## Saved entries
┄┄┄┄┄┄┄┄┄┄
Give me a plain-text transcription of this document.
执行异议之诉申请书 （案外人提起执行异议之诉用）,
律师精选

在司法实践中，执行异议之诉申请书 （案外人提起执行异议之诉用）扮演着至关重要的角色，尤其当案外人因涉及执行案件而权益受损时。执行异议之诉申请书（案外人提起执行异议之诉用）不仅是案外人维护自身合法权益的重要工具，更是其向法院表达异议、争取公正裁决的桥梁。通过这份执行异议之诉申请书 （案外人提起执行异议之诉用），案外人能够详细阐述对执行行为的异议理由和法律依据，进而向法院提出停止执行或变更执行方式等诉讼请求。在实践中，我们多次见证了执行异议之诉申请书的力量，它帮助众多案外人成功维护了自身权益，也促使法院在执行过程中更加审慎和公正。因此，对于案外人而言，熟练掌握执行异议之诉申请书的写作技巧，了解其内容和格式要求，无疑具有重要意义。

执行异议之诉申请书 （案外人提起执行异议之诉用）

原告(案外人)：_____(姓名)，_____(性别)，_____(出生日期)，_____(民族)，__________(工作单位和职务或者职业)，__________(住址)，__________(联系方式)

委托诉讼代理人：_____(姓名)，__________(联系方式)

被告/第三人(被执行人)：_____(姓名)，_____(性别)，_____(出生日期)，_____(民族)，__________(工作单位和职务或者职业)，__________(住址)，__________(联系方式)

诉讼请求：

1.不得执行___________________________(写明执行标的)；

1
┄┄┄┄┄┄┄┄┄┄
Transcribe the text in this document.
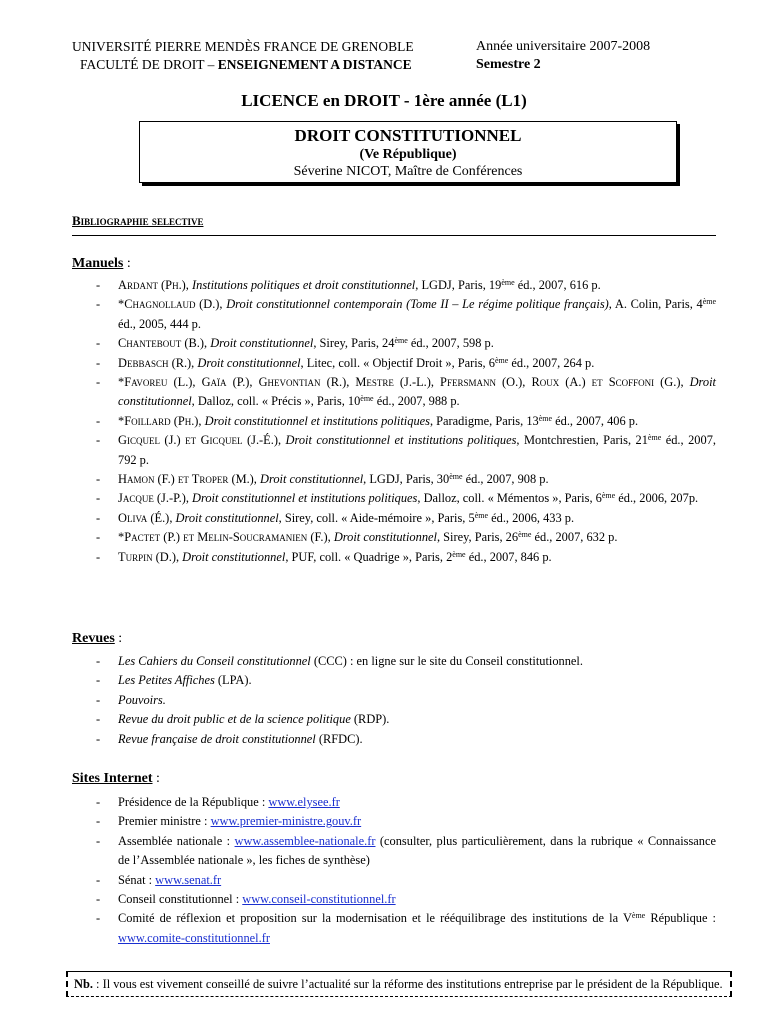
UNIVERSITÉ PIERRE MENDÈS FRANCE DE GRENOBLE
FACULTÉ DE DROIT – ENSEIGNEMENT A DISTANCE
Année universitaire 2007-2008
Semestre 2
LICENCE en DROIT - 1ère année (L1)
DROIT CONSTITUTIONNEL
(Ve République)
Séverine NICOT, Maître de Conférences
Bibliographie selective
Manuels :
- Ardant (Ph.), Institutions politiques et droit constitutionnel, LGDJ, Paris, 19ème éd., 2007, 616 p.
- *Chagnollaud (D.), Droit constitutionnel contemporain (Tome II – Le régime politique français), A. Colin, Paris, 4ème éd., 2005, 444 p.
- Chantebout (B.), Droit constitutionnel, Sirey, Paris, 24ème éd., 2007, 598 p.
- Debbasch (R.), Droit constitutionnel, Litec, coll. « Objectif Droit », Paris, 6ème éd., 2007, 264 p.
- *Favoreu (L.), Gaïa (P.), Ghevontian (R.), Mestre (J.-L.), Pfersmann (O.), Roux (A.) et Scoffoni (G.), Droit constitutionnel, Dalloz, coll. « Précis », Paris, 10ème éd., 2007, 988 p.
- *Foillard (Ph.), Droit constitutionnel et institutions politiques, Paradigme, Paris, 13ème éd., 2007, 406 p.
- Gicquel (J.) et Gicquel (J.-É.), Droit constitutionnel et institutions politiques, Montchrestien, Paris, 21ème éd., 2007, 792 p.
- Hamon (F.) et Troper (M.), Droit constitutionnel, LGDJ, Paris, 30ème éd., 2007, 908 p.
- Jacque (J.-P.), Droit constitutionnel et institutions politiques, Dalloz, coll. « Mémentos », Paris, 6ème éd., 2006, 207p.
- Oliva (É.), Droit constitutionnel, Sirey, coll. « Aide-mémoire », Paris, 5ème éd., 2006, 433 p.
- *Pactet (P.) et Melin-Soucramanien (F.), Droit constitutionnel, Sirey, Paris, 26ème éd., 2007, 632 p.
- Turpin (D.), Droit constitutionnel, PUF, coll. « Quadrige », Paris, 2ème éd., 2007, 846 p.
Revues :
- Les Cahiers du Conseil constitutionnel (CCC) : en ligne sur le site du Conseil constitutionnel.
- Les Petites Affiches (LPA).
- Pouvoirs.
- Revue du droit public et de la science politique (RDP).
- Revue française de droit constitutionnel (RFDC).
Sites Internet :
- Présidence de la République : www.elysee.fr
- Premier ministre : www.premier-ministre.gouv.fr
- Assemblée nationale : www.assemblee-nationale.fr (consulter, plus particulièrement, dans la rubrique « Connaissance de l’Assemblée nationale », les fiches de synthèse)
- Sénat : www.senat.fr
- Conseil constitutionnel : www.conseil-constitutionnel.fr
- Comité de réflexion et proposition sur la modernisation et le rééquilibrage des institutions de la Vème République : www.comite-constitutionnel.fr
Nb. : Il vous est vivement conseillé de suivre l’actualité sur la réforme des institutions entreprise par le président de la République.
┄┄┄┄┄┄┄┄┄┄
Pick out each line above that includes "République" and show it.

(Ve République)
- Présidence de la République : www.elysee.fr
- Comité de réflexion et proposition sur la modernisation et le rééquilibrage des institutions de la Vème République : www.comite-constitutionnel.fr
Nb. : Il vous est vivement conseillé de suivre l’actualité sur la réforme des institutions entreprise par le président de la République.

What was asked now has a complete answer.